● **Written exercise**
Repeat each entry exactly and drop the pictures.

● **Data**
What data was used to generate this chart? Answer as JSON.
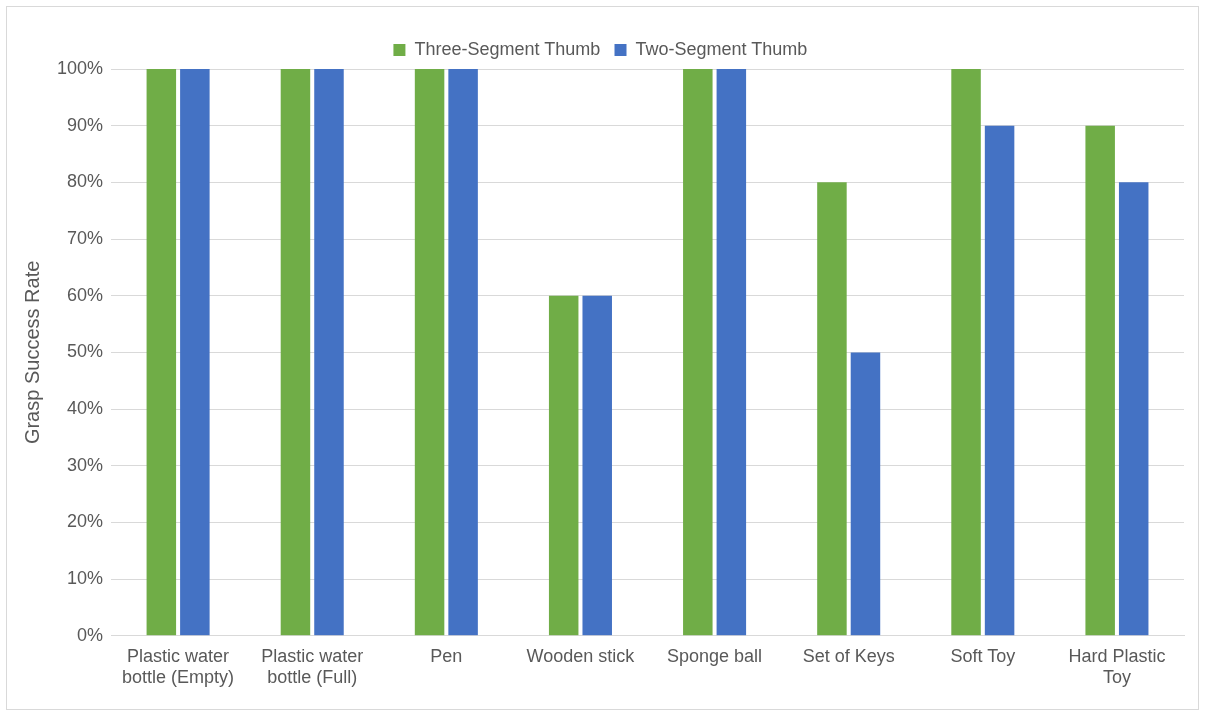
{
  "chart_data": {
    "type": "bar",
    "ylabel": "Grasp Success Rate",
    "categories": [
      "Plastic water bottle (Empty)",
      "Plastic water bottle (Full)",
      "Pen",
      "Wooden stick",
      "Sponge ball",
      "Set of Keys",
      "Soft Toy",
      "Hard Plastic Toy"
    ],
    "series": [
      {
        "name": "Three-Segment Thumb",
        "color": "#70ad47",
        "values": [
          100,
          100,
          100,
          60,
          100,
          80,
          100,
          90
        ]
      },
      {
        "name": "Two-Segment Thumb",
        "color": "#4472c4",
        "values": [
          100,
          100,
          100,
          60,
          100,
          50,
          90,
          80
        ]
      }
    ],
    "ylim": [
      0,
      100
    ],
    "yticks": [
      {
        "value": 0,
        "label": "0%"
      },
      {
        "value": 10,
        "label": "10%"
      },
      {
        "value": 20,
        "label": "20%"
      },
      {
        "value": 30,
        "label": "30%"
      },
      {
        "value": 40,
        "label": "40%"
      },
      {
        "value": 50,
        "label": "50%"
      },
      {
        "value": 60,
        "label": "60%"
      },
      {
        "value": 70,
        "label": "70%"
      },
      {
        "value": 80,
        "label": "80%"
      },
      {
        "value": 90,
        "label": "90%"
      },
      {
        "value": 100,
        "label": "100%"
      }
    ],
    "grid": "y",
    "legend": "top"
  }
}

● **Response to this task**
What data was used to generate this chart? Answer as JSON.
{
  "chart_data": {
    "type": "bar",
    "ylabel": "Grasp Success Rate",
    "categories": [
      "Plastic water bottle (Empty)",
      "Plastic water bottle (Full)",
      "Pen",
      "Wooden stick",
      "Sponge ball",
      "Set of Keys",
      "Soft Toy",
      "Hard Plastic Toy"
    ],
    "series": [
      {
        "name": "Three-Segment Thumb",
        "color": "#70ad47",
        "values": [
          100,
          100,
          100,
          60,
          100,
          80,
          100,
          90
        ]
      },
      {
        "name": "Two-Segment Thumb",
        "color": "#4472c4",
        "values": [
          100,
          100,
          100,
          60,
          100,
          50,
          90,
          80
        ]
      }
    ],
    "ylim": [
      0,
      100
    ],
    "yticks": [
      {
        "value": 0,
        "label": "0%"
      },
      {
        "value": 10,
        "label": "10%"
      },
      {
        "value": 20,
        "label": "20%"
      },
      {
        "value": 30,
        "label": "30%"
      },
      {
        "value": 40,
        "label": "40%"
      },
      {
        "value": 50,
        "label": "50%"
      },
      {
        "value": 60,
        "label": "60%"
      },
      {
        "value": 70,
        "label": "70%"
      },
      {
        "value": 80,
        "label": "80%"
      },
      {
        "value": 90,
        "label": "90%"
      },
      {
        "value": 100,
        "label": "100%"
      }
    ],
    "grid": "y",
    "legend": "top"
  }
}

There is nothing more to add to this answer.